= Written exercise =
Every record should be repeated exactly, except that pictures are left out.

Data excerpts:
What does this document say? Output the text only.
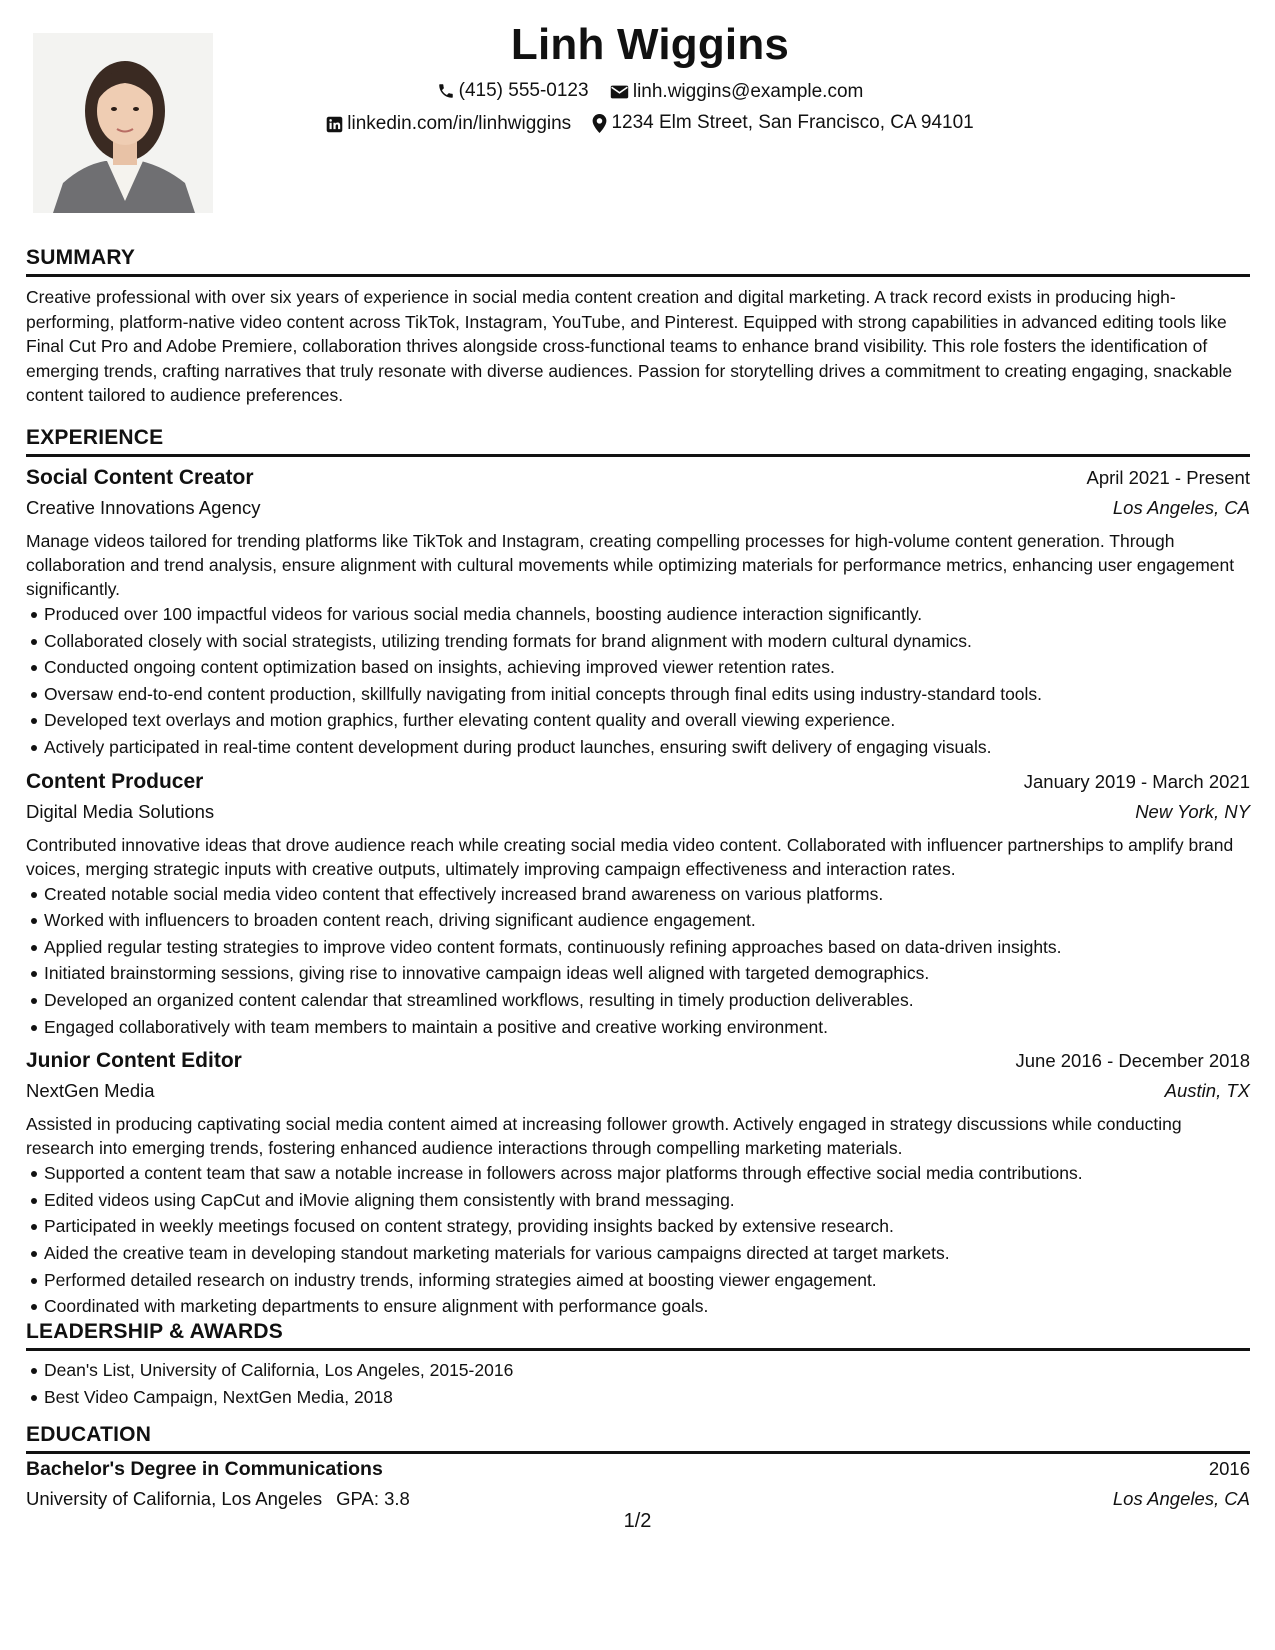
Linh Wiggins
(415) 555-0123
linh.wiggins@example.com
linkedin.com/in/linhwiggins
1234 Elm Street, San Francisco, CA 94101
SUMMARY
Creative professional with over six years of experience in social media content creation and digital marketing. A track record exists in producing high-performing, platform-native video content across TikTok, Instagram, YouTube, and Pinterest. Equipped with strong capabilities in advanced editing tools like Final Cut Pro and Adobe Premiere, collaboration thrives alongside cross-functional teams to enhance brand visibility. This role fosters the identification of emerging trends, crafting narratives that truly resonate with diverse audiences. Passion for storytelling drives a commitment to creating engaging, snackable content tailored to audience preferences.
EXPERIENCE
Social Content Creator	April 2021 - Present
Creative Innovations Agency	Los Angeles, CA
Manage videos tailored for trending platforms like TikTok and Instagram, creating compelling processes for high-volume content generation. Through collaboration and trend analysis, ensure alignment with cultural movements while optimizing materials for performance metrics, enhancing user engagement significantly.
Produced over 100 impactful videos for various social media channels, boosting audience interaction significantly.
Collaborated closely with social strategists, utilizing trending formats for brand alignment with modern cultural dynamics.
Conducted ongoing content optimization based on insights, achieving improved viewer retention rates.
Oversaw end-to-end content production, skillfully navigating from initial concepts through final edits using industry-standard tools.
Developed text overlays and motion graphics, further elevating content quality and overall viewing experience.
Actively participated in real-time content development during product launches, ensuring swift delivery of engaging visuals.
Content Producer	January 2019 - March 2021
Digital Media Solutions	New York, NY
Contributed innovative ideas that drove audience reach while creating social media video content. Collaborated with influencer partnerships to amplify brand voices, merging strategic inputs with creative outputs, ultimately improving campaign effectiveness and interaction rates.
Created notable social media video content that effectively increased brand awareness on various platforms.
Worked with influencers to broaden content reach, driving significant audience engagement.
Applied regular testing strategies to improve video content formats, continuously refining approaches based on data-driven insights.
Initiated brainstorming sessions, giving rise to innovative campaign ideas well aligned with targeted demographics.
Developed an organized content calendar that streamlined workflows, resulting in timely production deliverables.
Engaged collaboratively with team members to maintain a positive and creative working environment.
Junior Content Editor	June 2016 - December 2018
NextGen Media	Austin, TX
Assisted in producing captivating social media content aimed at increasing follower growth. Actively engaged in strategy discussions while conducting research into emerging trends, fostering enhanced audience interactions through compelling marketing materials.
Supported a content team that saw a notable increase in followers across major platforms through effective social media contributions.
Edited videos using CapCut and iMovie aligning them consistently with brand messaging.
Participated in weekly meetings focused on content strategy, providing insights backed by extensive research.
Aided the creative team in developing standout marketing materials for various campaigns directed at target markets.
Performed detailed research on industry trends, informing strategies aimed at boosting viewer engagement.
Coordinated with marketing departments to ensure alignment with performance goals.
LEADERSHIP & AWARDS
Dean's List, University of California, Los Angeles, 2015-2016
Best Video Campaign, NextGen Media, 2018
EDUCATION
Bachelor's Degree in Communications	2016
University of California, Los Angeles GPA: 3.8	Los Angeles, CA
1/2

= The output =
What does this document say? Output the text only.
Linh Wiggins
(415) 555-0123
linh.wiggins@example.com
linkedin.com/in/linhwiggins
1234 Elm Street, San Francisco, CA 94101
SUMMARY
Creative professional with over six years of experience in social media content creation and digital marketing. A track record exists in producing high-performing, platform-native video content across TikTok, Instagram, YouTube, and Pinterest. Equipped with strong capabilities in advanced editing tools like Final Cut Pro and Adobe Premiere, collaboration thrives alongside cross-functional teams to enhance brand visibility. This role fosters the identification of emerging trends, crafting narratives that truly resonate with diverse audiences. Passion for storytelling drives a commitment to creating engaging, snackable content tailored to audience preferences.
EXPERIENCE
Social Content Creator	April 2021 - Present
Creative Innovations Agency	Los Angeles, CA
Manage videos tailored for trending platforms like TikTok and Instagram, creating compelling processes for high-volume content generation. Through collaboration and trend analysis, ensure alignment with cultural movements while optimizing materials for performance metrics, enhancing user engagement significantly.
Produced over 100 impactful videos for various social media channels, boosting audience interaction significantly.
Collaborated closely with social strategists, utilizing trending formats for brand alignment with modern cultural dynamics.
Conducted ongoing content optimization based on insights, achieving improved viewer retention rates.
Oversaw end-to-end content production, skillfully navigating from initial concepts through final edits using industry-standard tools.
Developed text overlays and motion graphics, further elevating content quality and overall viewing experience.
Actively participated in real-time content development during product launches, ensuring swift delivery of engaging visuals.
Content Producer	January 2019 - March 2021
Digital Media Solutions	New York, NY
Contributed innovative ideas that drove audience reach while creating social media video content. Collaborated with influencer partnerships to amplify brand voices, merging strategic inputs with creative outputs, ultimately improving campaign effectiveness and interaction rates.
Created notable social media video content that effectively increased brand awareness on various platforms.
Worked with influencers to broaden content reach, driving significant audience engagement.
Applied regular testing strategies to improve video content formats, continuously refining approaches based on data-driven insights.
Initiated brainstorming sessions, giving rise to innovative campaign ideas well aligned with targeted demographics.
Developed an organized content calendar that streamlined workflows, resulting in timely production deliverables.
Engaged collaboratively with team members to maintain a positive and creative working environment.
Junior Content Editor	June 2016 - December 2018
NextGen Media	Austin, TX
Assisted in producing captivating social media content aimed at increasing follower growth. Actively engaged in strategy discussions while conducting research into emerging trends, fostering enhanced audience interactions through compelling marketing materials.
Supported a content team that saw a notable increase in followers across major platforms through effective social media contributions.
Edited videos using CapCut and iMovie aligning them consistently with brand messaging.
Participated in weekly meetings focused on content strategy, providing insights backed by extensive research.
Aided the creative team in developing standout marketing materials for various campaigns directed at target markets.
Performed detailed research on industry trends, informing strategies aimed at boosting viewer engagement.
Coordinated with marketing departments to ensure alignment with performance goals.
LEADERSHIP & AWARDS
Dean's List, University of California, Los Angeles, 2015-2016
Best Video Campaign, NextGen Media, 2018
EDUCATION
Bachelor's Degree in Communications	2016
University of California, Los Angeles GPA: 3.8	Los Angeles, CA
1/2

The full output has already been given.